[Extracted records]

□ □ □ □ □ □ □

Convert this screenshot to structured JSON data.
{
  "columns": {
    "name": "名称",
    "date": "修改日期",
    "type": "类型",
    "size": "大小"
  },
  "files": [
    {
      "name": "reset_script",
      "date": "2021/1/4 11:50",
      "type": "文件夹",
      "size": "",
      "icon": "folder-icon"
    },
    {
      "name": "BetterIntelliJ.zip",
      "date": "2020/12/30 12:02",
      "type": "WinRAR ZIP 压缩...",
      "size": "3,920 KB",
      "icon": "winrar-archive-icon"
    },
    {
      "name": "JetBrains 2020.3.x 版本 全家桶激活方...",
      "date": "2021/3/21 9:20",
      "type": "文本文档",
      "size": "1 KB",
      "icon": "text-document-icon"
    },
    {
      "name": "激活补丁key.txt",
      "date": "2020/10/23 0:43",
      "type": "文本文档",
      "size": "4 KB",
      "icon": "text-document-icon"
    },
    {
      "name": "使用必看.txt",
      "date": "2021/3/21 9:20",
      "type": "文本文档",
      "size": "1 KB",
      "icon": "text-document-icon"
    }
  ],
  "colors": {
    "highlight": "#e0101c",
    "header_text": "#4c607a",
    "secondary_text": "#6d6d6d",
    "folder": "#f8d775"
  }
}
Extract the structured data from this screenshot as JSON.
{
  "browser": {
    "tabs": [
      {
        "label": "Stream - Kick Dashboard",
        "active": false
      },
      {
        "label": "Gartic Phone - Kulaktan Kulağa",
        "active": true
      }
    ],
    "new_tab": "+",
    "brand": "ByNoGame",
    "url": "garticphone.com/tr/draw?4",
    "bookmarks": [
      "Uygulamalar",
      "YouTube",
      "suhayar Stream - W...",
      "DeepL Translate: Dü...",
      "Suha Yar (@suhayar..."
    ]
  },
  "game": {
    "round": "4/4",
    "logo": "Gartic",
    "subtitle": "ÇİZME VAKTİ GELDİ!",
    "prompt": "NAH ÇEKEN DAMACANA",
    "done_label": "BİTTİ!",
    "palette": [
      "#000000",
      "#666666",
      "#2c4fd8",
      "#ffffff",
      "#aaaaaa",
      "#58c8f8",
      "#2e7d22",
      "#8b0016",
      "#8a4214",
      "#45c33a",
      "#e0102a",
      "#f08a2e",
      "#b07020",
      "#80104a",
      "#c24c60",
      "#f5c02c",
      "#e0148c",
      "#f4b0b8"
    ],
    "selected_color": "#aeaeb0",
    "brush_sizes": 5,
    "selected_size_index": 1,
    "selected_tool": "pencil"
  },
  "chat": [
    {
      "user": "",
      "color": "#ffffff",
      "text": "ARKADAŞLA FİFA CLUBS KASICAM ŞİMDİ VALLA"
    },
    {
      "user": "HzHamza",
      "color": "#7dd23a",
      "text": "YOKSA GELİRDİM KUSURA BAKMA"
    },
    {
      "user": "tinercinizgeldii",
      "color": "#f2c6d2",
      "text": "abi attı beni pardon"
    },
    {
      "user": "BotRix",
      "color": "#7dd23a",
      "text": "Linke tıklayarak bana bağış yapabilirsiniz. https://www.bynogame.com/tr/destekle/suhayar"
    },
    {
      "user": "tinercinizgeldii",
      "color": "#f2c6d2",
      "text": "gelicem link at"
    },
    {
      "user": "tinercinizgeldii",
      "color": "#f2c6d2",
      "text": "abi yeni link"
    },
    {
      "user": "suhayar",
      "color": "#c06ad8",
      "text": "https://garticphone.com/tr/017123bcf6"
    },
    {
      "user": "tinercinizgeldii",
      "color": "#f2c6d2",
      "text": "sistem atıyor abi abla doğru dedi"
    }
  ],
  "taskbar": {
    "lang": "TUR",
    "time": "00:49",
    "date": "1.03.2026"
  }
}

□ □ □ □ □ □ □

What is required. Copy each line containing the word "suhayar" from the data.

Finished exercise.
      "suhayar Stream - W...",
      "Suha Yar (@suhayar..."
      "text": "Linke tıklayarak bana bağış yapabilirsiniz. https://www.bynogame.com/tr/destekle/suhayar"
      "user": "suhayar",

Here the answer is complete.